Information
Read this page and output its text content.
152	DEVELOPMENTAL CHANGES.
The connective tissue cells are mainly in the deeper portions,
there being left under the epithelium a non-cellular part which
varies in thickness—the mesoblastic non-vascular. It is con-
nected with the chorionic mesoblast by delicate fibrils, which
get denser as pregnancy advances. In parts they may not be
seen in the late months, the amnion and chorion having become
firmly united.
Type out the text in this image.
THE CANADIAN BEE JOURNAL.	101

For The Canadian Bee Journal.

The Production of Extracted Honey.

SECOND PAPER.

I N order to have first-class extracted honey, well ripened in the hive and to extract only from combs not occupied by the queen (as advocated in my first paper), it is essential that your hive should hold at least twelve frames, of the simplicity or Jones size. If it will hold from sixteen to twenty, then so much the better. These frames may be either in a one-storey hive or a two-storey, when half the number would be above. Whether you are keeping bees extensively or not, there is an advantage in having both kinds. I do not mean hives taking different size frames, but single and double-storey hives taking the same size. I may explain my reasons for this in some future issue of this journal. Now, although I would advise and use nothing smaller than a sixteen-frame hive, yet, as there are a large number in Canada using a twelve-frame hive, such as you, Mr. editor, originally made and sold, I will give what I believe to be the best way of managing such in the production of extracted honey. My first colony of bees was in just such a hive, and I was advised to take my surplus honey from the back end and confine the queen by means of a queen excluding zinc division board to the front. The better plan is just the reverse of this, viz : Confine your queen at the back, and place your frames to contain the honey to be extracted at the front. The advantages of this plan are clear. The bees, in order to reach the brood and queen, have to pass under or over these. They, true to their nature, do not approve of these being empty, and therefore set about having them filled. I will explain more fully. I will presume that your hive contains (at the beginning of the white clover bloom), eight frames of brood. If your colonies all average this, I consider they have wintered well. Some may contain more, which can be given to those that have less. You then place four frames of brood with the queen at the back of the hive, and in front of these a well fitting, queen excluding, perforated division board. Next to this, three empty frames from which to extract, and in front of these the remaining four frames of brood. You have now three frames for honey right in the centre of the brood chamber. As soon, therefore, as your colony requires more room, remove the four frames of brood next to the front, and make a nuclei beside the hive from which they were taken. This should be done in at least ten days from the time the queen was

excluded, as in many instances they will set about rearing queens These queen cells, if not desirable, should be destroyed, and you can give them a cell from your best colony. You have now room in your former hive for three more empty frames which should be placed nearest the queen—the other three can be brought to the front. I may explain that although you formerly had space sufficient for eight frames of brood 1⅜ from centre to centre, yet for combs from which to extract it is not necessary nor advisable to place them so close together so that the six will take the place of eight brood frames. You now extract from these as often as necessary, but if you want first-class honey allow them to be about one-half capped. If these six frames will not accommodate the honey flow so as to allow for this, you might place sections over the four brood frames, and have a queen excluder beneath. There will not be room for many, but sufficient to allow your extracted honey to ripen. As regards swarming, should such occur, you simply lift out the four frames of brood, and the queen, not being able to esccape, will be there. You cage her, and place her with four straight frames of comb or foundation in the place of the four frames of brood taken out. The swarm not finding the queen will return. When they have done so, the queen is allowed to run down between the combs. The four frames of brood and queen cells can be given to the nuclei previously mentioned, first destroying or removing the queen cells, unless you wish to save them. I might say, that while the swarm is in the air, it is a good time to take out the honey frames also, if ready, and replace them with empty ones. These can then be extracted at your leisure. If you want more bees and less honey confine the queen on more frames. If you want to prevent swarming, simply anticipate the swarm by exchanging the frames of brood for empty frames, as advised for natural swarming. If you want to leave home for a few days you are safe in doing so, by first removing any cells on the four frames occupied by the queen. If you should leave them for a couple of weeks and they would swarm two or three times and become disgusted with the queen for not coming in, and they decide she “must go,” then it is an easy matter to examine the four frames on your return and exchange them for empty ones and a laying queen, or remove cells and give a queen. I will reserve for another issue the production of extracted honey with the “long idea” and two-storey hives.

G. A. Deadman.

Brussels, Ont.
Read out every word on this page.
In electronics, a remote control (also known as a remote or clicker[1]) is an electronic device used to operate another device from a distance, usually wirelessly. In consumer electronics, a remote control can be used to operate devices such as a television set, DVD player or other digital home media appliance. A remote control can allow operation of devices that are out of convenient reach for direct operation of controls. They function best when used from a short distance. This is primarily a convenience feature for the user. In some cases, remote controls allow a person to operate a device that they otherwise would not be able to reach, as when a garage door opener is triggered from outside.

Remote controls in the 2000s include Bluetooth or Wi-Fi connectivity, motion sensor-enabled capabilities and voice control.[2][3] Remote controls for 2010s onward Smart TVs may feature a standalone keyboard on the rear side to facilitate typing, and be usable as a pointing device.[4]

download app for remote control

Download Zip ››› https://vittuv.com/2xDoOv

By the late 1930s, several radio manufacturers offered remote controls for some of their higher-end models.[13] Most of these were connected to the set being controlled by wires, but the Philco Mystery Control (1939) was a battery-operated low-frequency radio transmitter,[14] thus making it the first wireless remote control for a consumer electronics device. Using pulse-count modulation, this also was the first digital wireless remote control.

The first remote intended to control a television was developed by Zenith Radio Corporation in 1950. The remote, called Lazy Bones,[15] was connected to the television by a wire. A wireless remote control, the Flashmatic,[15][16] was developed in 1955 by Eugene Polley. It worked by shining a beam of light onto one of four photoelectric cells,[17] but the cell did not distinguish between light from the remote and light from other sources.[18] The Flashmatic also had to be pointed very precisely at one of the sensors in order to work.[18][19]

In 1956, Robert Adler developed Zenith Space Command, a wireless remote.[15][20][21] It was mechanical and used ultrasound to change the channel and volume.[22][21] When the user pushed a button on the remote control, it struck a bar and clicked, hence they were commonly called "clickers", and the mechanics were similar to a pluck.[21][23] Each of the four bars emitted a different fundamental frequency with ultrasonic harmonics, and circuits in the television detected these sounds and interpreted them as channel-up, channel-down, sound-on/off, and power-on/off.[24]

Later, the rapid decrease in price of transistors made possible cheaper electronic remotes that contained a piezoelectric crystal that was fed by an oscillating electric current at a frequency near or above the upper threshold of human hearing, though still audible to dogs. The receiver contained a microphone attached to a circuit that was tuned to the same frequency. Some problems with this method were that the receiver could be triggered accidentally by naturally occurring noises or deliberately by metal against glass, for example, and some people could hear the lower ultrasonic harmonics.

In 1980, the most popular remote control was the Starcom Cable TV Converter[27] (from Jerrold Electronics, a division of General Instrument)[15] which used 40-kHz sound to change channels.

Exercise aim
Every line in the records has to be written out again exactly.

Result
Read this page and output its text content.
152	DEVELOPMENTAL CHANGES.
The connective tissue cells are mainly in the deeper portions,
there being left under the epithelium a non-cellular part which
varies in thickness—the mesoblastic non-vascular. It is con-
nected with the chorionic mesoblast by delicate fibrils, which
get denser as pregnancy advances. In parts they may not be
seen in the late months, the amnion and chorion having become
firmly united.
Type out the text in this image.
THE CANADIAN BEE JOURNAL.	101

For The Canadian Bee Journal.

The Production of Extracted Honey.

SECOND PAPER.

I N order to have first-class extracted honey, well ripened in the hive and to extract only from combs not occupied by the queen (as advocated in my first paper), it is essential that your hive should hold at least twelve frames, of the simplicity or Jones size. If it will hold from sixteen to twenty, then so much the better. These frames may be either in a one-storey hive or a two-storey, when half the number would be above. Whether you are keeping bees extensively or not, there is an advantage in having both kinds. I do not mean hives taking different size frames, but single and double-storey hives taking the same size. I may explain my reasons for this in some future issue of this journal. Now, although I would advise and use nothing smaller than a sixteen-frame hive, yet, as there are a large number in Canada using a twelve-frame hive, such as you, Mr. editor, originally made and sold, I will give what I believe to be the best way of managing such in the production of extracted honey. My first colony of bees was in just such a hive, and I was advised to take my surplus honey from the back end and confine the queen by means of a queen excluding zinc division board to the front. The better plan is just the reverse of this, viz : Confine your queen at the back, and place your frames to contain the honey to be extracted at the front. The advantages of this plan are clear. The bees, in order to reach the brood and queen, have to pass under or over these. They, true to their nature, do not approve of these being empty, and therefore set about having them filled. I will explain more fully. I will presume that your hive contains (at the beginning of the white clover bloom), eight frames of brood. If your colonies all average this, I consider they have wintered well. Some may contain more, which can be given to those that have less. You then place four frames of brood with the queen at the back of the hive, and in front of these a well fitting, queen excluding, perforated division board. Next to this, three empty frames from which to extract, and in front of these the remaining four frames of brood. You have now three frames for honey right in the centre of the brood chamber. As soon, therefore, as your colony requires more room, remove the four frames of brood next to the front, and make a nuclei beside the hive from which they were taken. This should be done in at least ten days from the time the queen was

excluded, as in many instances they will set about rearing queens These queen cells, if not desirable, should be destroyed, and you can give them a cell from your best colony. You have now room in your former hive for three more empty frames which should be placed nearest the queen—the other three can be brought to the front. I may explain that although you formerly had space sufficient for eight frames of brood 1⅜ from centre to centre, yet for combs from which to extract it is not necessary nor advisable to place them so close together so that the six will take the place of eight brood frames. You now extract from these as often as necessary, but if you want first-class honey allow them to be about one-half capped. If these six frames will not accommodate the honey flow so as to allow for this, you might place sections over the four brood frames, and have a queen excluder beneath. There will not be room for many, but sufficient to allow your extracted honey to ripen. As regards swarming, should such occur, you simply lift out the four frames of brood, and the queen, not being able to esccape, will be there. You cage her, and place her with four straight frames of comb or foundation in the place of the four frames of brood taken out. The swarm not finding the queen will return. When they have done so, the queen is allowed to run down between the combs. The four frames of brood and queen cells can be given to the nuclei previously mentioned, first destroying or removing the queen cells, unless you wish to save them. I might say, that while the swarm is in the air, it is a good time to take out the honey frames also, if ready, and replace them with empty ones. These can then be extracted at your leisure. If you want more bees and less honey confine the queen on more frames. If you want to prevent swarming, simply anticipate the swarm by exchanging the frames of brood for empty frames, as advised for natural swarming. If you want to leave home for a few days you are safe in doing so, by first removing any cells on the four frames occupied by the queen. If you should leave them for a couple of weeks and they would swarm two or three times and become disgusted with the queen for not coming in, and they decide she “must go,” then it is an easy matter to examine the four frames on your return and exchange them for empty ones and a laying queen, or remove cells and give a queen. I will reserve for another issue the production of extracted honey with the “long idea” and two-storey hives.

G. A. Deadman.

Brussels, Ont.
Read out every word on this page.
In electronics, a remote control (also known as a remote or clicker[1]) is an electronic device used to operate another device from a distance, usually wirelessly. In consumer electronics, a remote control can be used to operate devices such as a television set, DVD player or other digital home media appliance. A remote control can allow operation of devices that are out of convenient reach for direct operation of controls. They function best when used from a short distance. This is primarily a convenience feature for the user. In some cases, remote controls allow a person to operate a device that they otherwise would not be able to reach, as when a garage door opener is triggered from outside.

Remote controls in the 2000s include Bluetooth or Wi-Fi connectivity, motion sensor-enabled capabilities and voice control.[2][3] Remote controls for 2010s onward Smart TVs may feature a standalone keyboard on the rear side to facilitate typing, and be usable as a pointing device.[4]

download app for remote control

Download Zip ››› https://vittuv.com/2xDoOv

By the late 1930s, several radio manufacturers offered remote controls for some of their higher-end models.[13] Most of these were connected to the set being controlled by wires, but the Philco Mystery Control (1939) was a battery-operated low-frequency radio transmitter,[14] thus making it the first wireless remote control for a consumer electronics device. Using pulse-count modulation, this also was the first digital wireless remote control.

The first remote intended to control a television was developed by Zenith Radio Corporation in 1950. The remote, called Lazy Bones,[15] was connected to the television by a wire. A wireless remote control, the Flashmatic,[15][16] was developed in 1955 by Eugene Polley. It worked by shining a beam of light onto one of four photoelectric cells,[17] but the cell did not distinguish between light from the remote and light from other sources.[18] The Flashmatic also had to be pointed very precisely at one of the sensors in order to work.[18][19]

In 1956, Robert Adler developed Zenith Space Command, a wireless remote.[15][20][21] It was mechanical and used ultrasound to change the channel and volume.[22][21] When the user pushed a button on the remote control, it struck a bar and clicked, hence they were commonly called "clickers", and the mechanics were similar to a pluck.[21][23] Each of the four bars emitted a different fundamental frequency with ultrasonic harmonics, and circuits in the television detected these sounds and interpreted them as channel-up, channel-down, sound-on/off, and power-on/off.[24]

Later, the rapid decrease in price of transistors made possible cheaper electronic remotes that contained a piezoelectric crystal that was fed by an oscillating electric current at a frequency near or above the upper threshold of human hearing, though still audible to dogs. The receiver contained a microphone attached to a circuit that was tuned to the same frequency. Some problems with this method were that the receiver could be triggered accidentally by naturally occurring noises or deliberately by metal against glass, for example, and some people could hear the lower ultrasonic harmonics.

In 1980, the most popular remote control was the Starcom Cable TV Converter[27] (from Jerrold Electronics, a division of General Instrument)[15] which used 40-kHz sound to change channels.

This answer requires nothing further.